■ **PROBLEM TO WORK ON**:
Output the data below in full, byte for byte. Nothing may differ.

>> start SUPPLIED DATA

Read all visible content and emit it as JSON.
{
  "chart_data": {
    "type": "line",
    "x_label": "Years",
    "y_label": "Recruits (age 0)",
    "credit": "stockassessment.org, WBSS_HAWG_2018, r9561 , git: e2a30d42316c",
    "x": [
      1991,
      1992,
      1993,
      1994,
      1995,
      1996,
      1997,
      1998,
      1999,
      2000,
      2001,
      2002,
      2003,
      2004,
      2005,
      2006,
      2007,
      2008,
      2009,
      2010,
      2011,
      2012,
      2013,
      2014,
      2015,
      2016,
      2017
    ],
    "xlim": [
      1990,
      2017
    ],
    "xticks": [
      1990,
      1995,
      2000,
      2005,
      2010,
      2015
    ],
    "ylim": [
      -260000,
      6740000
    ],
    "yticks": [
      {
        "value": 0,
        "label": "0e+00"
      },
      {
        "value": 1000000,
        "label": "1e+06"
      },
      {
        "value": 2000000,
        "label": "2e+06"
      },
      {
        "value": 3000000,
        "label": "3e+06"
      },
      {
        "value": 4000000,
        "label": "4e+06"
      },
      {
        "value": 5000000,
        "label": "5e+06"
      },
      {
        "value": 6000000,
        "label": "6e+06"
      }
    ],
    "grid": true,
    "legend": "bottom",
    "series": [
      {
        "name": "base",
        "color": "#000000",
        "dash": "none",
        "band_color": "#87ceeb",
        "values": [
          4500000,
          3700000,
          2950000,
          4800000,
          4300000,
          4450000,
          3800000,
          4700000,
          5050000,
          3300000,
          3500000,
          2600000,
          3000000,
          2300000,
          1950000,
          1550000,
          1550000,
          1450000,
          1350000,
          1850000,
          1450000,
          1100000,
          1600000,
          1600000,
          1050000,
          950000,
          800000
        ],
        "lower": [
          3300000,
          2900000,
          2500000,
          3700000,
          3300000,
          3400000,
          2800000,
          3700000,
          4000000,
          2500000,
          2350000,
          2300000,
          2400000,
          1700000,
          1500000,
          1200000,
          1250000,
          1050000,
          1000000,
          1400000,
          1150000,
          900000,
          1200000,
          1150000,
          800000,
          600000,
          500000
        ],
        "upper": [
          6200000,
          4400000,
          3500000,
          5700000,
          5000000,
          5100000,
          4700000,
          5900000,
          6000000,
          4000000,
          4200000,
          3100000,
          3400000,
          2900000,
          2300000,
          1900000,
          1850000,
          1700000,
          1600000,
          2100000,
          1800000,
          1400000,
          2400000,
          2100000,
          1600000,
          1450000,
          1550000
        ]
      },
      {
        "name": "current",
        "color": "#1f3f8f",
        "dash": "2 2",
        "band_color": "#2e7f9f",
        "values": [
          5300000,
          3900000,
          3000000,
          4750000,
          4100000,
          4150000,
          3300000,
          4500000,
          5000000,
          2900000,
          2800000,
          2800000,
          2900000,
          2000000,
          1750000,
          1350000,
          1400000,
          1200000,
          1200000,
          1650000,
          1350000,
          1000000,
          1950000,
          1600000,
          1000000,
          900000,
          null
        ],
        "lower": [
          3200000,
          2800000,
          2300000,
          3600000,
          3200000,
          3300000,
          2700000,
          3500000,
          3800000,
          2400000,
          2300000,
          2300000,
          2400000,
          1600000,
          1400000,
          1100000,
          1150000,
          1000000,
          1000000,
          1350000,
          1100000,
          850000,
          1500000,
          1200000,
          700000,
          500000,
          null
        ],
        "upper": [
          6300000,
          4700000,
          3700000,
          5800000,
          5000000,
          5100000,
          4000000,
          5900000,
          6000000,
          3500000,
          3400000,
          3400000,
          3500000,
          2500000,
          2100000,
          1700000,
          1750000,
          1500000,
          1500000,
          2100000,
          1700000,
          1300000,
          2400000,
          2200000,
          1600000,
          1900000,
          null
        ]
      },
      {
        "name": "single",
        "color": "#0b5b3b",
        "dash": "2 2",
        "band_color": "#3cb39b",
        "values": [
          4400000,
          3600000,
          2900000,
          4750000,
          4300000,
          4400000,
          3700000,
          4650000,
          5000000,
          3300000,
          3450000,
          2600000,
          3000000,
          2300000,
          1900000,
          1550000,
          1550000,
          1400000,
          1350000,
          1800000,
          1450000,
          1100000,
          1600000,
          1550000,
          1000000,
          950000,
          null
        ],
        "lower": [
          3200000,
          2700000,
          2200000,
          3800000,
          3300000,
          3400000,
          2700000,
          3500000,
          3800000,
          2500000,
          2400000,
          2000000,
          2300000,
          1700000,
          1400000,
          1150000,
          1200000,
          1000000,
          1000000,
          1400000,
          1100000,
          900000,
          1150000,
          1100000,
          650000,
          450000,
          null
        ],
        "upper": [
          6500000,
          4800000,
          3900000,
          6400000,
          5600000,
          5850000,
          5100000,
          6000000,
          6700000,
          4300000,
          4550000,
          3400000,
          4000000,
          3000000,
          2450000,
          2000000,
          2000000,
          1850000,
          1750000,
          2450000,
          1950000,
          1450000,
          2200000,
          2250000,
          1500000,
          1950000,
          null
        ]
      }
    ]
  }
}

>> end SUPPLIED DATA

■ **RESPONSE TO THIS EXERCISE**:
Read all visible content and emit it as JSON.
{
  "chart_data": {
    "type": "line",
    "x_label": "Years",
    "y_label": "Recruits (age 0)",
    "credit": "stockassessment.org, WBSS_HAWG_2018, r9561 , git: e2a30d42316c",
    "x": [
      1991,
      1992,
      1993,
      1994,
      1995,
      1996,
      1997,
      1998,
      1999,
      2000,
      2001,
      2002,
      2003,
      2004,
      2005,
      2006,
      2007,
      2008,
      2009,
      2010,
      2011,
      2012,
      2013,
      2014,
      2015,
      2016,
      2017
    ],
    "xlim": [
      1990,
      2017
    ],
    "xticks": [
      1990,
      1995,
      2000,
      2005,
      2010,
      2015
    ],
    "ylim": [
      -260000,
      6740000
    ],
    "yticks": [
      {
        "value": 0,
        "label": "0e+00"
      },
      {
        "value": 1000000,
        "label": "1e+06"
      },
      {
        "value": 2000000,
        "label": "2e+06"
      },
      {
        "value": 3000000,
        "label": "3e+06"
      },
      {
        "value": 4000000,
        "label": "4e+06"
      },
      {
        "value": 5000000,
        "label": "5e+06"
      },
      {
        "value": 6000000,
        "label": "6e+06"
      }
    ],
    "grid": true,
    "legend": "bottom",
    "series": [
      {
        "name": "base",
        "color": "#000000",
        "dash": "none",
        "band_color": "#87ceeb",
        "values": [
          4500000,
          3700000,
          2950000,
          4800000,
          4300000,
          4450000,
          3800000,
          4700000,
          5050000,
          3300000,
          3500000,
          2600000,
          3000000,
          2300000,
          1950000,
          1550000,
          1550000,
          1450000,
          1350000,
          1850000,
          1450000,
          1100000,
          1600000,
          1600000,
          1050000,
          950000,
          800000
        ],
        "lower": [
          3300000,
          2900000,
          2500000,
          3700000,
          3300000,
          3400000,
          2800000,
          3700000,
          4000000,
          2500000,
          2350000,
          2300000,
          2400000,
          1700000,
          1500000,
          1200000,
          1250000,
          1050000,
          1000000,
          1400000,
          1150000,
          900000,
          1200000,
          1150000,
          800000,
          600000,
          500000
        ],
        "upper": [
          6200000,
          4400000,
          3500000,
          5700000,
          5000000,
          5100000,
          4700000,
          5900000,
          6000000,
          4000000,
          4200000,
          3100000,
          3400000,
          2900000,
          2300000,
          1900000,
          1850000,
          1700000,
          1600000,
          2100000,
          1800000,
          1400000,
          2400000,
          2100000,
          1600000,
          1450000,
          1550000
        ]
      },
      {
        "name": "current",
        "color": "#1f3f8f",
        "dash": "2 2",
        "band_color": "#2e7f9f",
        "values": [
          5300000,
          3900000,
          3000000,
          4750000,
          4100000,
          4150000,
          3300000,
          4500000,
          5000000,
          2900000,
          2800000,
          2800000,
          2900000,
          2000000,
          1750000,
          1350000,
          1400000,
          1200000,
          1200000,
          1650000,
          1350000,
          1000000,
          1950000,
          1600000,
          1000000,
          900000,
          null
        ],
        "lower": [
          3200000,
          2800000,
          2300000,
          3600000,
          3200000,
          3300000,
          2700000,
          3500000,
          3800000,
          2400000,
          2300000,
          2300000,
          2400000,
          1600000,
          1400000,
          1100000,
          1150000,
          1000000,
          1000000,
          1350000,
          1100000,
          850000,
          1500000,
          1200000,
          700000,
          500000,
          null
        ],
        "upper": [
          6300000,
          4700000,
          3700000,
          5800000,
          5000000,
          5100000,
          4000000,
          5900000,
          6000000,
          3500000,
          3400000,
          3400000,
          3500000,
          2500000,
          2100000,
          1700000,
          1750000,
          1500000,
          1500000,
          2100000,
          1700000,
          1300000,
          2400000,
          2200000,
          1600000,
          1900000,
          null
        ]
      },
      {
        "name": "single",
        "color": "#0b5b3b",
        "dash": "2 2",
        "band_color": "#3cb39b",
        "values": [
          4400000,
          3600000,
          2900000,
          4750000,
          4300000,
          4400000,
          3700000,
          4650000,
          5000000,
          3300000,
          3450000,
          2600000,
          3000000,
          2300000,
          1900000,
          1550000,
          1550000,
          1400000,
          1350000,
          1800000,
          1450000,
          1100000,
          1600000,
          1550000,
          1000000,
          950000,
          null
        ],
        "lower": [
          3200000,
          2700000,
          2200000,
          3800000,
          3300000,
          3400000,
          2700000,
          3500000,
          3800000,
          2500000,
          2400000,
          2000000,
          2300000,
          1700000,
          1400000,
          1150000,
          1200000,
          1000000,
          1000000,
          1400000,
          1100000,
          900000,
          1150000,
          1100000,
          650000,
          450000,
          null
        ],
        "upper": [
          6500000,
          4800000,
          3900000,
          6400000,
          5600000,
          5850000,
          5100000,
          6000000,
          6700000,
          4300000,
          4550000,
          3400000,
          4000000,
          3000000,
          2450000,
          2000000,
          2000000,
          1850000,
          1750000,
          2450000,
          1950000,
          1450000,
          2200000,
          2250000,
          1500000,
          1950000,
          null
        ]
      }
    ]
  }
}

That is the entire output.